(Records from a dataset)
——————
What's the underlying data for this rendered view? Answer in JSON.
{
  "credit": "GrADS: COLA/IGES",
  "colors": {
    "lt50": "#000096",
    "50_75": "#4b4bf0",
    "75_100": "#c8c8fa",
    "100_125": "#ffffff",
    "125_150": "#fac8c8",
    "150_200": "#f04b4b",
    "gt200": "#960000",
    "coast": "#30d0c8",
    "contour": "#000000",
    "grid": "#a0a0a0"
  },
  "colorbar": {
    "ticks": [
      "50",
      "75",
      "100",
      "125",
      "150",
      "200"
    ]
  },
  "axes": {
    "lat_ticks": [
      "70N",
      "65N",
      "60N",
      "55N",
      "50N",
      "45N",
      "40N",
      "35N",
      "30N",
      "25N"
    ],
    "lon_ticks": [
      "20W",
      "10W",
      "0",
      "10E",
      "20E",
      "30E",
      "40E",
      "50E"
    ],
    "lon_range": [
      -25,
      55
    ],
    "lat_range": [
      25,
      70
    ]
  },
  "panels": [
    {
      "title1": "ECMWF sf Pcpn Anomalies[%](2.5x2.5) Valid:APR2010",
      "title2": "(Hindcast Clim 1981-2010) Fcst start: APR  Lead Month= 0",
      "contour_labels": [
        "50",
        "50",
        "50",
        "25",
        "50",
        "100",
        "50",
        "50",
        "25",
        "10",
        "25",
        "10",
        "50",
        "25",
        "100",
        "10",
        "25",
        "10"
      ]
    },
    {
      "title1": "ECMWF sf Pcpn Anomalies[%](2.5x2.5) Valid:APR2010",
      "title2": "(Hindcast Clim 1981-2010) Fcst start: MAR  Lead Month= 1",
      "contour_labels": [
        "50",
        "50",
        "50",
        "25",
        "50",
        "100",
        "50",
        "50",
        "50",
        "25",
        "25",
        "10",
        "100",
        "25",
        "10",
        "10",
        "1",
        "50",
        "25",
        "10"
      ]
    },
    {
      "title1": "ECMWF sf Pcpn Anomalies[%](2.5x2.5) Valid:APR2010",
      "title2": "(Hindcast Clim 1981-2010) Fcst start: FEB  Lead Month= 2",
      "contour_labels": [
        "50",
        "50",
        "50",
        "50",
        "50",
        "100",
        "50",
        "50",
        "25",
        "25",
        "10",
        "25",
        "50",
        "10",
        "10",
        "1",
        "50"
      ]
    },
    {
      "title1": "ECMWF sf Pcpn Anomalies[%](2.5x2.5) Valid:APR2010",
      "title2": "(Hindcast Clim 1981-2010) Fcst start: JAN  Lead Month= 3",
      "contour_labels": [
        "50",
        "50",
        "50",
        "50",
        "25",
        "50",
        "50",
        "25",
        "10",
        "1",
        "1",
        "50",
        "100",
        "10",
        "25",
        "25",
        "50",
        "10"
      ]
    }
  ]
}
——————
WHAT THE TASK ASKS:
In the entries above, find every line holding the word "Hindcast" and copy it out.

EXPECTED ANSWER:
      "title2": "(Hindcast Clim 1981-2010) Fcst start: APR  Lead Month= 0",
      "title2": "(Hindcast Clim 1981-2010) Fcst start: MAR  Lead Month= 1",
      "title2": "(Hindcast Clim 1981-2010) Fcst start: FEB  Lead Month= 2",
      "title2": "(Hindcast Clim 1981-2010) Fcst start: JAN  Lead Month= 3",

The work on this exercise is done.